■ Do this:
Show all lines holding "осуществление".

=====

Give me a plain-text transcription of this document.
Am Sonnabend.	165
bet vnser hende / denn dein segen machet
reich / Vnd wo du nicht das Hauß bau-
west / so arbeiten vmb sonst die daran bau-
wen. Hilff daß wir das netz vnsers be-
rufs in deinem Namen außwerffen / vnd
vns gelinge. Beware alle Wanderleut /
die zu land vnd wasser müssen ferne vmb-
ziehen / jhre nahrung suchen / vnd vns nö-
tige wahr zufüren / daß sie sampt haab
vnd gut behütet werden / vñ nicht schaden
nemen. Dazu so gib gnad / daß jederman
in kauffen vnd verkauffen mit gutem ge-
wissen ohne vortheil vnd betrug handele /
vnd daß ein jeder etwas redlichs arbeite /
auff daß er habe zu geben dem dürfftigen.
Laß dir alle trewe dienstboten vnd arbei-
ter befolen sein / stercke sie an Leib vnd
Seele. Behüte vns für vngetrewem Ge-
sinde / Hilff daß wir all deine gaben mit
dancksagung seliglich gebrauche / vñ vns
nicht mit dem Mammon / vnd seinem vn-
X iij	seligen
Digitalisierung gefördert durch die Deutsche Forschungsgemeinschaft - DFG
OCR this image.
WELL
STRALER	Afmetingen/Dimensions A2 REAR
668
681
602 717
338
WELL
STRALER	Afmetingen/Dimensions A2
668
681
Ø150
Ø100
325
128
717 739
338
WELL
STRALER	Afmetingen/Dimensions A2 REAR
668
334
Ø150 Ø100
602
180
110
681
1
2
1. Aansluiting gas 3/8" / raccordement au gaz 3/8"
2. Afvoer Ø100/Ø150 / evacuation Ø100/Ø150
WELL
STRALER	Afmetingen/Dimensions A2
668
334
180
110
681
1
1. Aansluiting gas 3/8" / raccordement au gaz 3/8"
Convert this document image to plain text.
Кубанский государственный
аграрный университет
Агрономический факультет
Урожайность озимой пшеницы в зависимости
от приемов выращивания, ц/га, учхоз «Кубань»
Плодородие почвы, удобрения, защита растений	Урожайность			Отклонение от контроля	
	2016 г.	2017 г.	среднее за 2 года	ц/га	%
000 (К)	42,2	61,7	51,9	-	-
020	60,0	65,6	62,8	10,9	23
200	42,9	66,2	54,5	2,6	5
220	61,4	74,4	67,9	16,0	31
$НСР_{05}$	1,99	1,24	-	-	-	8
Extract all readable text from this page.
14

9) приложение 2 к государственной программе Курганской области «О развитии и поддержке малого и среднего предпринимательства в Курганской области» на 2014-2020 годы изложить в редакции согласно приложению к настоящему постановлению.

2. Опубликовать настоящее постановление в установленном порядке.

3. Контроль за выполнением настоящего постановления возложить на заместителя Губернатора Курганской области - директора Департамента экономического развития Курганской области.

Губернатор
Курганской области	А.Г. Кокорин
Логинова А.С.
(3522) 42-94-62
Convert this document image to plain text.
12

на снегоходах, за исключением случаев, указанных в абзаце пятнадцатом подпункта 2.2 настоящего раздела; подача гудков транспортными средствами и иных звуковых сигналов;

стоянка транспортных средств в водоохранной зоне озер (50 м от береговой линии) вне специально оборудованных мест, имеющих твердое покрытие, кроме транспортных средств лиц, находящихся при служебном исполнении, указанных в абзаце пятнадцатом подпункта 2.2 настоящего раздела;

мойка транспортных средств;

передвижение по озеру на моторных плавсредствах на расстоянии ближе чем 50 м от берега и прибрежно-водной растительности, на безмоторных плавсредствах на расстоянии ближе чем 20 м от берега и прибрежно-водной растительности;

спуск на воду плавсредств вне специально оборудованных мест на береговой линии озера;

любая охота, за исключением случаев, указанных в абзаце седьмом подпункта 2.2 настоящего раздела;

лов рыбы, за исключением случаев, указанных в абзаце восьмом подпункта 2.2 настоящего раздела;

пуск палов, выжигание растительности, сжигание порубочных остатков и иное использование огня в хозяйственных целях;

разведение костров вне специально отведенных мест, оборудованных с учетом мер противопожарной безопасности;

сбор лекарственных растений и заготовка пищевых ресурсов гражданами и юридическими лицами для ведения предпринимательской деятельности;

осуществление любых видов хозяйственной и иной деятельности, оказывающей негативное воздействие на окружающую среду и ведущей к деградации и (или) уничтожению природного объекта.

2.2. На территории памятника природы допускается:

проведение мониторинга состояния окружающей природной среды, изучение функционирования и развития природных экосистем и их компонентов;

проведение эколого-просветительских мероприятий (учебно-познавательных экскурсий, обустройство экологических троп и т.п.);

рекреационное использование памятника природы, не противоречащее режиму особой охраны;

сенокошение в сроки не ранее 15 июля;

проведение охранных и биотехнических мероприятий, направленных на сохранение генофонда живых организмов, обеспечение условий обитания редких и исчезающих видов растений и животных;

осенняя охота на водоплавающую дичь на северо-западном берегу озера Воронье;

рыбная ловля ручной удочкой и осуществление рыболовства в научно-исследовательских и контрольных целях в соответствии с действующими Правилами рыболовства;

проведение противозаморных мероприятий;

=====

■ Output of the exercise:
осуществление любых видов хозяйственной и иной деятельности, оказывающей негативное воздействие на окружающую среду и ведущей к деградации и (или) уничтожению природного объекта.
рыбная ловля ручной удочкой и осуществление рыболовства в научно-исследовательских и контрольных целях в соответствии с действующими Правилами рыболовства;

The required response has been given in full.